======== Text provided ========

" The Tory manifesto is almost completely uncosted. It is like a parody of what the Conservatives say Labour manifestos are like. Then, at its heart, was a catastrophic misjudgement on the dementia tax. This will have partly been the result of tight time constraints - albeit ones she has only herself to blame for. But it is also indicative of how May works. The party has no role. Not even Cabinet has a role. Otherwise relatively interesting political figures like Amber Rudd, David Davis and Philip Hammond have been turned into puppets of the leader's will. Only May and her two advisers have any role. You can sense the absence of all the people she fired, in a mad and arrogant rush, when she first became prime minister. All decisions are made in Downing Street. No-one else is consulted.
This type of control freakery has driven other prime ministers round the bend, the most recent being Gordon Brown. It is ineffective in terms of management, but it also creates bad policy on its own terms. It seems Nick Timothy, one of May's two chiefs of staff, inserted the dementia tax policy at the last minute without briefing Cabinet. And what happened then? A series of utterly predictable reactions from the press, from the parliamentary party and from core Tory voters. It was exactly the kind of repercussion you would expect if you had stress-tested the policy behind closed doors.That's why ideas get batted around before publication - to spot the weak points. May has sealed herself in her own echo chamber, with all the functional consequences which follow from that."
From www.politics.co.uk
That's why Mayhem should resign if she loses.

======== Raw data ========

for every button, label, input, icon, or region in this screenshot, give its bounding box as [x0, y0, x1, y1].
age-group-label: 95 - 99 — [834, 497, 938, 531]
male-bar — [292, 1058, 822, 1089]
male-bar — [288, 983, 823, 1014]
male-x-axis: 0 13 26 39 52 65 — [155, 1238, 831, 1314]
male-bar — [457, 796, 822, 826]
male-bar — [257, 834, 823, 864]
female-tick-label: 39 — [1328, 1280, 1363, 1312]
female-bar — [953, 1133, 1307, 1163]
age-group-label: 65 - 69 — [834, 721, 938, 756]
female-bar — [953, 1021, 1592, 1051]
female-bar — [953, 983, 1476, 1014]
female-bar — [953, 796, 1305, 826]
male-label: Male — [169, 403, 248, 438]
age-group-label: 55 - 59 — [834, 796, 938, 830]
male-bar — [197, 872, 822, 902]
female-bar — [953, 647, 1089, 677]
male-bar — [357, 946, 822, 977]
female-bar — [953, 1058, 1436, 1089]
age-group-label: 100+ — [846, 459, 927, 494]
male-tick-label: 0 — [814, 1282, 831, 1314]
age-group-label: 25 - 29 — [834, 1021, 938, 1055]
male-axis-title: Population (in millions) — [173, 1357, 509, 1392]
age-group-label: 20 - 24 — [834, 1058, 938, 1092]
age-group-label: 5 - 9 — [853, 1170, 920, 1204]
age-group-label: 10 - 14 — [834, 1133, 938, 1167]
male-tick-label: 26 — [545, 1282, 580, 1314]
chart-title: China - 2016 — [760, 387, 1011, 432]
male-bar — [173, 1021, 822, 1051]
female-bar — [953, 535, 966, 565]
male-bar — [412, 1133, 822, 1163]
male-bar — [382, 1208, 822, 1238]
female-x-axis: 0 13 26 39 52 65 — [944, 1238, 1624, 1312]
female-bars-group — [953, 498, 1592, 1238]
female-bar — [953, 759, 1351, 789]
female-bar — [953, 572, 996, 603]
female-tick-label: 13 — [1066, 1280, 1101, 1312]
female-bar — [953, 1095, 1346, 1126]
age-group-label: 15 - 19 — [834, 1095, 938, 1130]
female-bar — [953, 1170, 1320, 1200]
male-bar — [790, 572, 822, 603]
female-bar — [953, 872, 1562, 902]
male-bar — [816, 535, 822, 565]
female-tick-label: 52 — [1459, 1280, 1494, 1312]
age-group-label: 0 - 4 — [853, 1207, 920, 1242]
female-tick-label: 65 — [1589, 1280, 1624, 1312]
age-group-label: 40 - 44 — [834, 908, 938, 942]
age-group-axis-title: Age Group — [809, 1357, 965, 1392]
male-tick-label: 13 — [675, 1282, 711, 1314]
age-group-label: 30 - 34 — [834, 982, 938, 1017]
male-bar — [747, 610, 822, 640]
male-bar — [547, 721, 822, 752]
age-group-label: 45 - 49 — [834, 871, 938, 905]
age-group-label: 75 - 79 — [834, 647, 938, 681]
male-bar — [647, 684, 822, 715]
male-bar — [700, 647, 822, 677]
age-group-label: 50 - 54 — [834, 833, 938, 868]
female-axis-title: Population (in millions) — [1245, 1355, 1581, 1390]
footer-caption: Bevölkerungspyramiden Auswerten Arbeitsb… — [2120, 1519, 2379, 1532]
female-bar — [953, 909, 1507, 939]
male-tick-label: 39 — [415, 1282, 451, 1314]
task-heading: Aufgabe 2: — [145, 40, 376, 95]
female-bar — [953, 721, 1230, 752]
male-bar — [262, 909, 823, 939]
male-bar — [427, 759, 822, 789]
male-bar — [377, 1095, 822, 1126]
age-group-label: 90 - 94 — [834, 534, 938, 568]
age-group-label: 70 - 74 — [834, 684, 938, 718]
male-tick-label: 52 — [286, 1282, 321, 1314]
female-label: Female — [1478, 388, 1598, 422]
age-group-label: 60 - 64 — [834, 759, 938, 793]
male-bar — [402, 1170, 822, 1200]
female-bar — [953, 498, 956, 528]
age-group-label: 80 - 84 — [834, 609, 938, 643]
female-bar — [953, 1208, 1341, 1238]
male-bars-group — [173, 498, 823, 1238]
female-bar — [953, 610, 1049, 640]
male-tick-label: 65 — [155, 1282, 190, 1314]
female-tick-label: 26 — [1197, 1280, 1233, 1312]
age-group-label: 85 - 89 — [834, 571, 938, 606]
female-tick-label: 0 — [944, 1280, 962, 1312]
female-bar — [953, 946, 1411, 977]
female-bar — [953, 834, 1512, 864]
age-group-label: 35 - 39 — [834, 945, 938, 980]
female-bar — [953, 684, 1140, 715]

========

§ **Requirement 1**: In the passage on the Tory manifesto, write out the words from "This type of" to "if she loses.".
§ **Requirement 2**: Which prime minister does the passage on the Tory manifesto name as the most recent one driven round the bend by control freakery?

§ **Worked solution 1**:
This type of control freakery has driven other prime ministers round the bend, the most recent being Gordon Brown. It is ineffective in terms of management, but it also creates bad policy on its own terms. It seems Nick Timothy, one of May's two chiefs of staff, inserted the dementia tax policy at the last minute without briefing Cabinet. And what happened then? A series of utterly predictable reactions from the press, from the parliamentary party and from core Tory voters. It was exactly the kind of repercussion you would expect if you had stress-tested the policy behind closed doors.That's why ideas get batted around before publication - to spot the weak points. May has sealed herself in her own echo chamber, with all the functional consequences which follow from that."
From www.politics.co.uk
That's why Mayhem should resign if she loses.

§ **Worked solution 2**: Gordon Brown